***** Source data *****
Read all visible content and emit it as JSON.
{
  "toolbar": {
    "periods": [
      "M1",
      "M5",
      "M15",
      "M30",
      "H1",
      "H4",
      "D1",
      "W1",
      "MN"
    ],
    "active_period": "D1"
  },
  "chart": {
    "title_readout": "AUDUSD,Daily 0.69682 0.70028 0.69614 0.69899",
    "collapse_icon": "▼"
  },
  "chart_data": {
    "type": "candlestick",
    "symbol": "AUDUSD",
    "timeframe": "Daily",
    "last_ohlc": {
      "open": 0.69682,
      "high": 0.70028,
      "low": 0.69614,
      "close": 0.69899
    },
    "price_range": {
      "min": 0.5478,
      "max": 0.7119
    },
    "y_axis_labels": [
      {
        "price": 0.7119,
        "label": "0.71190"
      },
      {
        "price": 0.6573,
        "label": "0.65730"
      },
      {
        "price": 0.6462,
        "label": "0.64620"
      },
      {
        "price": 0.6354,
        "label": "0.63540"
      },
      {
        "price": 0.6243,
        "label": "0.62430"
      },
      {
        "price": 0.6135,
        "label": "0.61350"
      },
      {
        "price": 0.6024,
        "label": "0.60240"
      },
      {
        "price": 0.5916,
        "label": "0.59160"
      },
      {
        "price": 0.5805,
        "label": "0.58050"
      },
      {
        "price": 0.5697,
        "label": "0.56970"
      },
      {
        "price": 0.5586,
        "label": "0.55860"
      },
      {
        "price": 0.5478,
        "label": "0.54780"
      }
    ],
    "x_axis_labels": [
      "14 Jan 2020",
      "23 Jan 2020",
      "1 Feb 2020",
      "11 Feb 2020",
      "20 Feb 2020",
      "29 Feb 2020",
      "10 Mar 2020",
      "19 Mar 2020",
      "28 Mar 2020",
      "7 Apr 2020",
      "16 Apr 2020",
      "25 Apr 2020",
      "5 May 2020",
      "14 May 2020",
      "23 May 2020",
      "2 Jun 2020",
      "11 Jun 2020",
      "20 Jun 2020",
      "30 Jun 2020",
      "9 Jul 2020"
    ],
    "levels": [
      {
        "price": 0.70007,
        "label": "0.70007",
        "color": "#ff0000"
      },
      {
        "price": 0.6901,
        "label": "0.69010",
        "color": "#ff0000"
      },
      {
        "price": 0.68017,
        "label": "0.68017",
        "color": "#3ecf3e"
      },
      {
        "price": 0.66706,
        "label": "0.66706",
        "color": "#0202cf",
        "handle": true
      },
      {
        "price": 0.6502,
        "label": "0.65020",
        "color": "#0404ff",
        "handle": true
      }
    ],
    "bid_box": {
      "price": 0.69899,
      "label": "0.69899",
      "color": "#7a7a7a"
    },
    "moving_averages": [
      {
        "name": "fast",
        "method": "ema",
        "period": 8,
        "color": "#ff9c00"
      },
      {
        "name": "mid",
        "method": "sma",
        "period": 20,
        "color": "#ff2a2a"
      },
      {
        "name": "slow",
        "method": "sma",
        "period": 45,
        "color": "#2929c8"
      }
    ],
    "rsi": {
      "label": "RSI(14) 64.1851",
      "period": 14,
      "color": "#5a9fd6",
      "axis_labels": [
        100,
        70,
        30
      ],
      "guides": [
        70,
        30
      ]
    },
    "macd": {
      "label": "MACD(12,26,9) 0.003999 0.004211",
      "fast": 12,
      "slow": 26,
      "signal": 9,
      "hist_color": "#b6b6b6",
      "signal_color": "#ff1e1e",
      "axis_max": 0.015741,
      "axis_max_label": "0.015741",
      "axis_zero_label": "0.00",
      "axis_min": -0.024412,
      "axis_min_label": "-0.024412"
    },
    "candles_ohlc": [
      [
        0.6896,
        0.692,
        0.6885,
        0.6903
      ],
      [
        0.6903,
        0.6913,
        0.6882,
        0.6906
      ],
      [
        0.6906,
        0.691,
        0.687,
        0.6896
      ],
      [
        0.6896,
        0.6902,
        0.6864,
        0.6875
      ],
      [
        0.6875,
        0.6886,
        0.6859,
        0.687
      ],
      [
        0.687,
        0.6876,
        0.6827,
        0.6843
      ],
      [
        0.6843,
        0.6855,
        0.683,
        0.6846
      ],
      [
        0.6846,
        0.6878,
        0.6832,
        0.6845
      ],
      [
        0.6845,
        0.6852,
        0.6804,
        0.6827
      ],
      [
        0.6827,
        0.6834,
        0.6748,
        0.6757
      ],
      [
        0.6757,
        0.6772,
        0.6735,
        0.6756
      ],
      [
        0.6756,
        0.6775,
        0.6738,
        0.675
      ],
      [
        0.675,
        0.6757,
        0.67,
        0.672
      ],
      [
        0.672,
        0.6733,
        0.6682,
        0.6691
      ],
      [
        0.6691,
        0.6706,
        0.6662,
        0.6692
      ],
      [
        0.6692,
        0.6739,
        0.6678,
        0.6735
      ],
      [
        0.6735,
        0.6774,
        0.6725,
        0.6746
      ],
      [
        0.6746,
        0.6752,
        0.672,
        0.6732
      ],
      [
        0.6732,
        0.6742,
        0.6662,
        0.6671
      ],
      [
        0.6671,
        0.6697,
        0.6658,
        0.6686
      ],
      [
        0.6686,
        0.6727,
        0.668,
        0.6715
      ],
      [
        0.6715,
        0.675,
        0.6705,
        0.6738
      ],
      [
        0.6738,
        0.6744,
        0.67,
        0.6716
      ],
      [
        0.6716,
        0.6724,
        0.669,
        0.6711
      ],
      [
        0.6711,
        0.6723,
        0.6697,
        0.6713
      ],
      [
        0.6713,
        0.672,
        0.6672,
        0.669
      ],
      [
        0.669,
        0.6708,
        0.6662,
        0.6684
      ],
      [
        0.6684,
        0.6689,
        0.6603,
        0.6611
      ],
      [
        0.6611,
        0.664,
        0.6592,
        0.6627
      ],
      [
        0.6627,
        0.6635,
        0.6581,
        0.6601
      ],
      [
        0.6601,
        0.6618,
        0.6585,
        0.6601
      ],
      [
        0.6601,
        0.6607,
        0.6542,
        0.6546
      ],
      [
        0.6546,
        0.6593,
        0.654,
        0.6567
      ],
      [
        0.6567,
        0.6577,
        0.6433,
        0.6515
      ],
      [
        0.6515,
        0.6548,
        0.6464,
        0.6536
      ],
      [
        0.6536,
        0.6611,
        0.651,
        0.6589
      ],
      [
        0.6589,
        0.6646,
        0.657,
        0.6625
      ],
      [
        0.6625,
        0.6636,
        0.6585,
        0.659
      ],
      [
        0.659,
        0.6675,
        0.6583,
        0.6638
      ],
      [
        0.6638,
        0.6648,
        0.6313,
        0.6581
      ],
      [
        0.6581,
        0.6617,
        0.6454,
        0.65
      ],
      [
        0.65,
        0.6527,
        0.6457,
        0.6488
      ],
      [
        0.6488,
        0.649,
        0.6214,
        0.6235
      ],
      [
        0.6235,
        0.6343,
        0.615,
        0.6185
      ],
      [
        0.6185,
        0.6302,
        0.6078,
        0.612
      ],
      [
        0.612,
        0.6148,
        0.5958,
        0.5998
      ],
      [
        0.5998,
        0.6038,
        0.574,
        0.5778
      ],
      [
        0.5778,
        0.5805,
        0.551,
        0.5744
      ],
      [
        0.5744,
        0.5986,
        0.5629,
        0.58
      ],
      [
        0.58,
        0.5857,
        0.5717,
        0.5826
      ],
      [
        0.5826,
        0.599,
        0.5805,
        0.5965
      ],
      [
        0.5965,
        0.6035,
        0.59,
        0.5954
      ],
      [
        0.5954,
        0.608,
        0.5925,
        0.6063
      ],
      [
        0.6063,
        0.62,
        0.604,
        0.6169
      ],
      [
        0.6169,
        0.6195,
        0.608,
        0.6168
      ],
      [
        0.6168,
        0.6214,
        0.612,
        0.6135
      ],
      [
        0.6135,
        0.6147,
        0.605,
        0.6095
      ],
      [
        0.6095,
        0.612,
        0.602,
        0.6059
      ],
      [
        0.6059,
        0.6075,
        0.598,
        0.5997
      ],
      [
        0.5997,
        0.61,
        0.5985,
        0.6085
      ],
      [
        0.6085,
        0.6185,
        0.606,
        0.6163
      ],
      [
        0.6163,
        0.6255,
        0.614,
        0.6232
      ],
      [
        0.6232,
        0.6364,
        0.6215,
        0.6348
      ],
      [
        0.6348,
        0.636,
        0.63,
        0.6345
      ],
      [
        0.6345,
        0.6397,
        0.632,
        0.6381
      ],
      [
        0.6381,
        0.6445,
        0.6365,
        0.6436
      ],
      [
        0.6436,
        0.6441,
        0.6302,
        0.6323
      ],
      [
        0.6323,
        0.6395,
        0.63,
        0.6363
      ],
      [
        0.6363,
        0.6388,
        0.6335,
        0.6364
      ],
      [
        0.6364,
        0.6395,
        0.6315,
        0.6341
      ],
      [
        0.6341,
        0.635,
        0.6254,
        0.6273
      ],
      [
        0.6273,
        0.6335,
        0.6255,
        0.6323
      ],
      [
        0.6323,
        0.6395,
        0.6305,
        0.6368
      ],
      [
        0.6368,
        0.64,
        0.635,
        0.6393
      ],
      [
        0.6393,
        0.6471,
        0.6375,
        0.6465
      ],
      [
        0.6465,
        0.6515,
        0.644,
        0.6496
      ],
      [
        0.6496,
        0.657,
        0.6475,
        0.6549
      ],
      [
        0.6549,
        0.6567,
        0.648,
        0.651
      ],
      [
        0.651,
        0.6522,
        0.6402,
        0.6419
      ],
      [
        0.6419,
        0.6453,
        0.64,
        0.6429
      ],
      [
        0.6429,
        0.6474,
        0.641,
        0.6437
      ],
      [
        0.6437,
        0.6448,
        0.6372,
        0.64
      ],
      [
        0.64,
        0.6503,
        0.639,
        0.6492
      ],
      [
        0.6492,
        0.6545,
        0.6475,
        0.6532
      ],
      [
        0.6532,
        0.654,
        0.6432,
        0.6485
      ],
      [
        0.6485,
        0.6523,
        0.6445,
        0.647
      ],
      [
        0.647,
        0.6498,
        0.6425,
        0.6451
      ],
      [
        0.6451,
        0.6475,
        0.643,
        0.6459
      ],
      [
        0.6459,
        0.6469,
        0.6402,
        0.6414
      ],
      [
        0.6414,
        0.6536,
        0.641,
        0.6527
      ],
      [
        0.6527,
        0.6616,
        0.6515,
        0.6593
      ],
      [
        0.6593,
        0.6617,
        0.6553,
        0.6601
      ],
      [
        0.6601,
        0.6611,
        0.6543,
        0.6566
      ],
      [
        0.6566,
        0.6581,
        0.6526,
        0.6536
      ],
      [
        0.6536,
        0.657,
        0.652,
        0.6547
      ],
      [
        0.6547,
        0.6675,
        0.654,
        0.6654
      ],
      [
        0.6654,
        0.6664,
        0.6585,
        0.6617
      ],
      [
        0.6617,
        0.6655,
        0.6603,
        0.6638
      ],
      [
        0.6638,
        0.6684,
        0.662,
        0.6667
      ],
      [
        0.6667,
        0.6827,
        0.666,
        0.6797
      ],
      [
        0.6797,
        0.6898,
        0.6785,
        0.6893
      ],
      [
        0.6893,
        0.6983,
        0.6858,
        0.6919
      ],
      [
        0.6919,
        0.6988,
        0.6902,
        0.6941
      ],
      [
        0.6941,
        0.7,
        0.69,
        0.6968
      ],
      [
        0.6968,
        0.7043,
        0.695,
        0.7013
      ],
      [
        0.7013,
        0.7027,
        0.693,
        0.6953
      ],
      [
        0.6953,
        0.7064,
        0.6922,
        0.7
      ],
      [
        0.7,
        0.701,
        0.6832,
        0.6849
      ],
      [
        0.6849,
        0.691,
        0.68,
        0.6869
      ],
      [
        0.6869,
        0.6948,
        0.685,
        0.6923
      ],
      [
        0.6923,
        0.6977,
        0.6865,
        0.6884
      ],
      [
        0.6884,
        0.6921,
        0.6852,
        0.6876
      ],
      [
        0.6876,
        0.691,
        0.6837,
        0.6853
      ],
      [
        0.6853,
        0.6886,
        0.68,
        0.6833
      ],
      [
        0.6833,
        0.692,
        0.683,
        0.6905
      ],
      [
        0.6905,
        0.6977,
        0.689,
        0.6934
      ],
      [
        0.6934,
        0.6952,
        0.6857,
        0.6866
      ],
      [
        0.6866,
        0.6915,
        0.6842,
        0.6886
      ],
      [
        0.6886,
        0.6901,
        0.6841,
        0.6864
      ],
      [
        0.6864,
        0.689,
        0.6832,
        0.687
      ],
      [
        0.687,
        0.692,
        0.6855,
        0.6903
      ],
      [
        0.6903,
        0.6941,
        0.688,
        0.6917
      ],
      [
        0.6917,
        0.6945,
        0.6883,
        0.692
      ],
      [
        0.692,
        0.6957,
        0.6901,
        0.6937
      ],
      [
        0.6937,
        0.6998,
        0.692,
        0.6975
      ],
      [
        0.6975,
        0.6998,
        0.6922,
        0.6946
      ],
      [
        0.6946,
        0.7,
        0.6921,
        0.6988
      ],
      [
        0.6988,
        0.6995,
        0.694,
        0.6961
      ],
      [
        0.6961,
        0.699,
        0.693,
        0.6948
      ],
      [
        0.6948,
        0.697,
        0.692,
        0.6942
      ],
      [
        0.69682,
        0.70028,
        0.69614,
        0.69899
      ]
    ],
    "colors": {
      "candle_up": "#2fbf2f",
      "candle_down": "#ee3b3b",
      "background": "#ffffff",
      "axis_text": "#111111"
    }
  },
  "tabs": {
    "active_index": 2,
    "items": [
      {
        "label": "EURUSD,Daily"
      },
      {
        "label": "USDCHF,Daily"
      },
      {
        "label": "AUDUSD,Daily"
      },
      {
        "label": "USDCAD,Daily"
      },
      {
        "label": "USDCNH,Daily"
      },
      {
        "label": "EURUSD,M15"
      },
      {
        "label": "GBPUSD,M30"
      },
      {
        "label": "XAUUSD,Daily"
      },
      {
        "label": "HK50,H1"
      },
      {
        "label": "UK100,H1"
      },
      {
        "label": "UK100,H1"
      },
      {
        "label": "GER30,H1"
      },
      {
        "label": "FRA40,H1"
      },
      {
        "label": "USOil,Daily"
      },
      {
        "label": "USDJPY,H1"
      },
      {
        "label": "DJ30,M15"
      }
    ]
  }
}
*****
▶ Challenge
Gather each line in these records that contains the string "Daily".

▶ Solved problem
    "title_readout": "AUDUSD,Daily 0.69682 0.70028 0.69614 0.69899",
    "timeframe": "Daily",
        "label": "EURUSD,Daily"
        "label": "USDCHF,Daily"
        "label": "AUDUSD,Daily"
        "label": "USDCAD,Daily"
        "label": "USDCNH,Daily"
        "label": "XAUUSD,Daily"
        "label": "USOil,Daily"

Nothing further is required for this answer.